* **TASK TO CARRY OUT**:
Give the listing again in full, exactly as written.

* **SOURCE RECORDS**:
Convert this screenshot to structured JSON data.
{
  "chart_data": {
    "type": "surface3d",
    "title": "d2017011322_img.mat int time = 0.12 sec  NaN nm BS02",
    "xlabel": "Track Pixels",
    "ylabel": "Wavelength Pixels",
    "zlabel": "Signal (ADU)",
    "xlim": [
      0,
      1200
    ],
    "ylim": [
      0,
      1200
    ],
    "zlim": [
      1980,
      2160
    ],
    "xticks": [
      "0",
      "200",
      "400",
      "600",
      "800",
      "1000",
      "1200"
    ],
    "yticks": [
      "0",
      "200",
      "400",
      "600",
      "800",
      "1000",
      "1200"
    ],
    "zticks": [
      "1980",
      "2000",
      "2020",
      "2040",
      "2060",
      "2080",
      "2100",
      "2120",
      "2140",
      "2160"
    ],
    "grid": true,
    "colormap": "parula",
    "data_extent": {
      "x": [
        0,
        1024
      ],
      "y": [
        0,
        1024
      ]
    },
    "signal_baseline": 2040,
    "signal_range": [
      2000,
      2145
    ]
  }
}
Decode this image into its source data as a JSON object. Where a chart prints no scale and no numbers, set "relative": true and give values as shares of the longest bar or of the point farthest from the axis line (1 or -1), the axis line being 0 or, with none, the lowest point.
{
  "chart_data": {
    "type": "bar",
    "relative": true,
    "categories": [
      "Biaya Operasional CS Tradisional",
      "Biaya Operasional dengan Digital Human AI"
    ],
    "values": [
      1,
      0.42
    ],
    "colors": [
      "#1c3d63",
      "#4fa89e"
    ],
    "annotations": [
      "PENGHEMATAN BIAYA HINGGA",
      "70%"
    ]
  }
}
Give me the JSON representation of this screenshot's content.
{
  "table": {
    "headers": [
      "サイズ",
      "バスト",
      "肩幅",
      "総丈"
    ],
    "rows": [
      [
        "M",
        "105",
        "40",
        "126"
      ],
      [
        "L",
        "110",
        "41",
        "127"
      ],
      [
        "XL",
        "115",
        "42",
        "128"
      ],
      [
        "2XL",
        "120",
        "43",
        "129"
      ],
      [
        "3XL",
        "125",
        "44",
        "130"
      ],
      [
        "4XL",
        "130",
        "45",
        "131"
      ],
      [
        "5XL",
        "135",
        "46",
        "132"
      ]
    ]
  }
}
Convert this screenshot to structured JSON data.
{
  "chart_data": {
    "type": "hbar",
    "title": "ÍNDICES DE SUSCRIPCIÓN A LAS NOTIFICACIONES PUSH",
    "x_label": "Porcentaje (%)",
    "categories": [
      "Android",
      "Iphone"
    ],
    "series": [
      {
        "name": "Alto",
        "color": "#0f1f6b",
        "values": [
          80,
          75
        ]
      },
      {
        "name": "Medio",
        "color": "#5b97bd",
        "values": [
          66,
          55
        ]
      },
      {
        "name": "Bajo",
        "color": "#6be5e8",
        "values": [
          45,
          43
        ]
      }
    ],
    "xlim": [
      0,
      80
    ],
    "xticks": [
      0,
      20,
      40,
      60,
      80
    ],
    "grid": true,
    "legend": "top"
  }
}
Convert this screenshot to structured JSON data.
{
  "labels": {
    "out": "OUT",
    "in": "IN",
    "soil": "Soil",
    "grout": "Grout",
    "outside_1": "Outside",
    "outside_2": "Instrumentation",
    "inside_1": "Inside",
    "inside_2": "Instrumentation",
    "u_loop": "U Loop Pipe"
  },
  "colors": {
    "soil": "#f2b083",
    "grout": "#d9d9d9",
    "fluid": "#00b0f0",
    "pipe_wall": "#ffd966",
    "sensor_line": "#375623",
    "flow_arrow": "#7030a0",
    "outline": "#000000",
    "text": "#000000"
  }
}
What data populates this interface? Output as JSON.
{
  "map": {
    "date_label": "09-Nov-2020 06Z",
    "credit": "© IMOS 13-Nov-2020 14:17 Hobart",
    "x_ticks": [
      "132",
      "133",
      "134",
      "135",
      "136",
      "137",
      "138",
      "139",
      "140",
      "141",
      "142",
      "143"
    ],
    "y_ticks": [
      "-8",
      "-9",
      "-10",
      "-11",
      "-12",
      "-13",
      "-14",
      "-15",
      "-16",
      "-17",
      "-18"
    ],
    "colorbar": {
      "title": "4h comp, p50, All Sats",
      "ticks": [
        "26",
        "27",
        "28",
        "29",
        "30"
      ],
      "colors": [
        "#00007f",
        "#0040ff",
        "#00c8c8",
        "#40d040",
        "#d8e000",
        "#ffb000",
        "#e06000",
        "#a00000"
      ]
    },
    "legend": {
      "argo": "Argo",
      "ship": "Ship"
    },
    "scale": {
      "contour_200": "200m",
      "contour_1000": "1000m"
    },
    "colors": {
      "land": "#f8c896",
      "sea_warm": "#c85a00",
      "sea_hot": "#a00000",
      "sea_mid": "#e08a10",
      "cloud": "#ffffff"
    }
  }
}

* **REPLY TO THE EXERCISE**:
Convert this screenshot to structured JSON data.
{
  "chart_data": {
    "type": "surface3d",
    "title": "d2017011322_img.mat int time = 0.12 sec  NaN nm BS02",
    "xlabel": "Track Pixels",
    "ylabel": "Wavelength Pixels",
    "zlabel": "Signal (ADU)",
    "xlim": [
      0,
      1200
    ],
    "ylim": [
      0,
      1200
    ],
    "zlim": [
      1980,
      2160
    ],
    "xticks": [
      "0",
      "200",
      "400",
      "600",
      "800",
      "1000",
      "1200"
    ],
    "yticks": [
      "0",
      "200",
      "400",
      "600",
      "800",
      "1000",
      "1200"
    ],
    "zticks": [
      "1980",
      "2000",
      "2020",
      "2040",
      "2060",
      "2080",
      "2100",
      "2120",
      "2140",
      "2160"
    ],
    "grid": true,
    "colormap": "parula",
    "data_extent": {
      "x": [
        0,
        1024
      ],
      "y": [
        0,
        1024
      ]
    },
    "signal_baseline": 2040,
    "signal_range": [
      2000,
      2145
    ]
  }
}
Decode this image into its source data as a JSON object. Where a chart prints no scale and no numbers, set "relative": true and give values as shares of the longest bar or of the point farthest from the axis line (1 or -1), the axis line being 0 or, with none, the lowest point.
{
  "chart_data": {
    "type": "bar",
    "relative": true,
    "categories": [
      "Biaya Operasional CS Tradisional",
      "Biaya Operasional dengan Digital Human AI"
    ],
    "values": [
      1,
      0.42
    ],
    "colors": [
      "#1c3d63",
      "#4fa89e"
    ],
    "annotations": [
      "PENGHEMATAN BIAYA HINGGA",
      "70%"
    ]
  }
}
Give me the JSON representation of this screenshot's content.
{
  "table": {
    "headers": [
      "サイズ",
      "バスト",
      "肩幅",
      "総丈"
    ],
    "rows": [
      [
        "M",
        "105",
        "40",
        "126"
      ],
      [
        "L",
        "110",
        "41",
        "127"
      ],
      [
        "XL",
        "115",
        "42",
        "128"
      ],
      [
        "2XL",
        "120",
        "43",
        "129"
      ],
      [
        "3XL",
        "125",
        "44",
        "130"
      ],
      [
        "4XL",
        "130",
        "45",
        "131"
      ],
      [
        "5XL",
        "135",
        "46",
        "132"
      ]
    ]
  }
}
Convert this screenshot to structured JSON data.
{
  "chart_data": {
    "type": "hbar",
    "title": "ÍNDICES DE SUSCRIPCIÓN A LAS NOTIFICACIONES PUSH",
    "x_label": "Porcentaje (%)",
    "categories": [
      "Android",
      "Iphone"
    ],
    "series": [
      {
        "name": "Alto",
        "color": "#0f1f6b",
        "values": [
          80,
          75
        ]
      },
      {
        "name": "Medio",
        "color": "#5b97bd",
        "values": [
          66,
          55
        ]
      },
      {
        "name": "Bajo",
        "color": "#6be5e8",
        "values": [
          45,
          43
        ]
      }
    ],
    "xlim": [
      0,
      80
    ],
    "xticks": [
      0,
      20,
      40,
      60,
      80
    ],
    "grid": true,
    "legend": "top"
  }
}
Convert this screenshot to structured JSON data.
{
  "labels": {
    "out": "OUT",
    "in": "IN",
    "soil": "Soil",
    "grout": "Grout",
    "outside_1": "Outside",
    "outside_2": "Instrumentation",
    "inside_1": "Inside",
    "inside_2": "Instrumentation",
    "u_loop": "U Loop Pipe"
  },
  "colors": {
    "soil": "#f2b083",
    "grout": "#d9d9d9",
    "fluid": "#00b0f0",
    "pipe_wall": "#ffd966",
    "sensor_line": "#375623",
    "flow_arrow": "#7030a0",
    "outline": "#000000",
    "text": "#000000"
  }
}
What data populates this interface? Output as JSON.
{
  "map": {
    "date_label": "09-Nov-2020 06Z",
    "credit": "© IMOS 13-Nov-2020 14:17 Hobart",
    "x_ticks": [
      "132",
      "133",
      "134",
      "135",
      "136",
      "137",
      "138",
      "139",
      "140",
      "141",
      "142",
      "143"
    ],
    "y_ticks": [
      "-8",
      "-9",
      "-10",
      "-11",
      "-12",
      "-13",
      "-14",
      "-15",
      "-16",
      "-17",
      "-18"
    ],
    "colorbar": {
      "title": "4h comp, p50, All Sats",
      "ticks": [
        "26",
        "27",
        "28",
        "29",
        "30"
      ],
      "colors": [
        "#00007f",
        "#0040ff",
        "#00c8c8",
        "#40d040",
        "#d8e000",
        "#ffb000",
        "#e06000",
        "#a00000"
      ]
    },
    "legend": {
      "argo": "Argo",
      "ship": "Ship"
    },
    "scale": {
      "contour_200": "200m",
      "contour_1000": "1000m"
    },
    "colors": {
      "land": "#f8c896",
      "sea_warm": "#c85a00",
      "sea_hot": "#a00000",
      "sea_mid": "#e08a10",
      "cloud": "#ffffff"
    }
  }
}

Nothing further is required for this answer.